• [GOAL] Go through the listing and set it down exactly, leaving out its pictures.
-- START RECORD LIST --
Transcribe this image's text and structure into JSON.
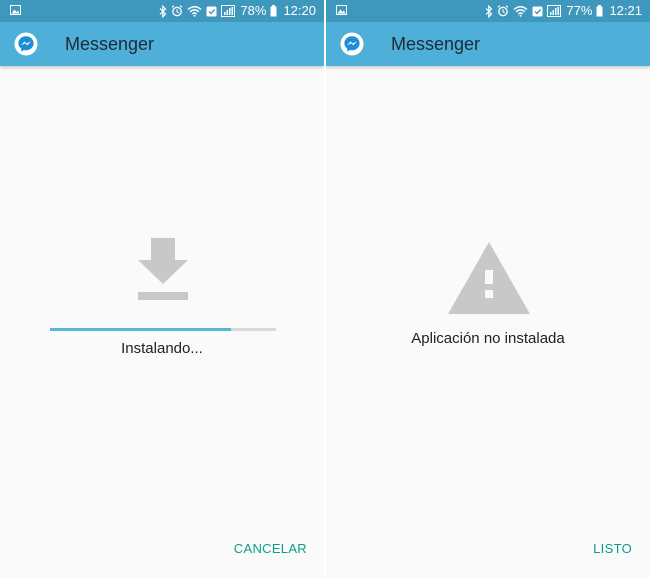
{
  "left_screen": {
    "status_bar": {
      "battery_percent": "78%",
      "time": "12:20"
    },
    "app_bar": {
      "title": "Messenger",
      "icon": "messenger-icon"
    },
    "install": {
      "graphic_icon": "download-icon",
      "progress": 0.8,
      "status_text": "Instalando...",
      "cancel_label": "CANCELAR"
    }
  },
  "right_screen": {
    "status_bar": {
      "battery_percent": "77%",
      "time": "12:21"
    },
    "app_bar": {
      "title": "Messenger",
      "icon": "messenger-icon"
    },
    "result": {
      "graphic_icon": "warning-icon",
      "message_text": "Aplicación no instalada",
      "done_label": "LISTO"
    }
  },
  "colors": {
    "status_bar": "#3e97bd",
    "app_bar": "#4eb0d9",
    "progress": "#56b8d6",
    "accent_button": "#0d9c8a",
    "graphic_gray": "#c8c8c8"
  }
}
-- END RECORD LIST --
• [WRITTEN RESPONSE]
Transcribe this image's text and structure into JSON.
{
  "left_screen": {
    "status_bar": {
      "battery_percent": "78%",
      "time": "12:20"
    },
    "app_bar": {
      "title": "Messenger",
      "icon": "messenger-icon"
    },
    "install": {
      "graphic_icon": "download-icon",
      "progress": 0.8,
      "status_text": "Instalando...",
      "cancel_label": "CANCELAR"
    }
  },
  "right_screen": {
    "status_bar": {
      "battery_percent": "77%",
      "time": "12:21"
    },
    "app_bar": {
      "title": "Messenger",
      "icon": "messenger-icon"
    },
    "result": {
      "graphic_icon": "warning-icon",
      "message_text": "Aplicación no instalada",
      "done_label": "LISTO"
    }
  },
  "colors": {
    "status_bar": "#3e97bd",
    "app_bar": "#4eb0d9",
    "progress": "#56b8d6",
    "accent_button": "#0d9c8a",
    "graphic_gray": "#c8c8c8"
  }
}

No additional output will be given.